**TASK PROMPT**
Pick out each line of the records that includes the string "handle", and copy it.

## Start

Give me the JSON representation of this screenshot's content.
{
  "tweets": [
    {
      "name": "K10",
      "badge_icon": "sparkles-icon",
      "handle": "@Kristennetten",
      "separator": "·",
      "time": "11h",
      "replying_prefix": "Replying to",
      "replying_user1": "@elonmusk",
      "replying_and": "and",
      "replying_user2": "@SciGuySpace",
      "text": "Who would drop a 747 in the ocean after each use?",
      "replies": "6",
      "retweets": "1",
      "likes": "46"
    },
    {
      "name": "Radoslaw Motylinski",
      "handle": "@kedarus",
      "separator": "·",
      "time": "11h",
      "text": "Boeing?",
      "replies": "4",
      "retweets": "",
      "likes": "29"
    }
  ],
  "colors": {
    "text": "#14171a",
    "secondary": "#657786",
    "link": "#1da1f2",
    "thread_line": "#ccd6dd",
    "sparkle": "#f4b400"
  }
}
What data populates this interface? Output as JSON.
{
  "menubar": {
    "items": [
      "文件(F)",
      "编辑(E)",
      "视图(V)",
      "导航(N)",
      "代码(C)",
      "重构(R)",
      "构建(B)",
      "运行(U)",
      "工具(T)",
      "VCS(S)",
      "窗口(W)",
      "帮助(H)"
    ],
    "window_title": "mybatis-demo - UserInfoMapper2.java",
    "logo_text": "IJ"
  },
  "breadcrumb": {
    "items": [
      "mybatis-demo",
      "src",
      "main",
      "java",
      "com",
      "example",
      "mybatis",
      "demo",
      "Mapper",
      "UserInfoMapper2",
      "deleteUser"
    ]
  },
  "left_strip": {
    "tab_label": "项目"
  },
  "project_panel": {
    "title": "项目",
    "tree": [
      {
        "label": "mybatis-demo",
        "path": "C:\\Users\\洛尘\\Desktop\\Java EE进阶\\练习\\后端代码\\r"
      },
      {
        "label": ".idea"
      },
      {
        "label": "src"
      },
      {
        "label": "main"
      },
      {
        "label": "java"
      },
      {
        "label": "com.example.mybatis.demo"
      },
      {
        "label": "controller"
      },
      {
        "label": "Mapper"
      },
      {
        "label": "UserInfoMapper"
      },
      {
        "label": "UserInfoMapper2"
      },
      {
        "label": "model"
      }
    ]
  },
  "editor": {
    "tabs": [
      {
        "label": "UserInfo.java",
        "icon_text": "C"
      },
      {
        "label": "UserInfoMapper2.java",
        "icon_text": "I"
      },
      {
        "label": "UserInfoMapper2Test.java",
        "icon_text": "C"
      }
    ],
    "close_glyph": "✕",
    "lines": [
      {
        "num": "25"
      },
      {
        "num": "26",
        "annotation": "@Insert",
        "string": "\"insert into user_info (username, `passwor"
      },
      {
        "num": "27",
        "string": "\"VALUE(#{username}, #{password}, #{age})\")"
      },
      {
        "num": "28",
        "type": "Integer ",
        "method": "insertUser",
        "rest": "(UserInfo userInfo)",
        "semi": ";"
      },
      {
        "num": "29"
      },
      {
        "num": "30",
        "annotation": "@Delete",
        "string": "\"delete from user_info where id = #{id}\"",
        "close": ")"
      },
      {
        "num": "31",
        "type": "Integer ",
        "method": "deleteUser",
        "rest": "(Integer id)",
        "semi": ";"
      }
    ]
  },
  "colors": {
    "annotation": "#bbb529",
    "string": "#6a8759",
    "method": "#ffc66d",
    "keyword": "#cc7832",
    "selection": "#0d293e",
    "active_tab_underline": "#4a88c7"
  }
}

## End

**TASK RESULT**
      "handle": "@Kristennetten",
      "handle": "@kedarus",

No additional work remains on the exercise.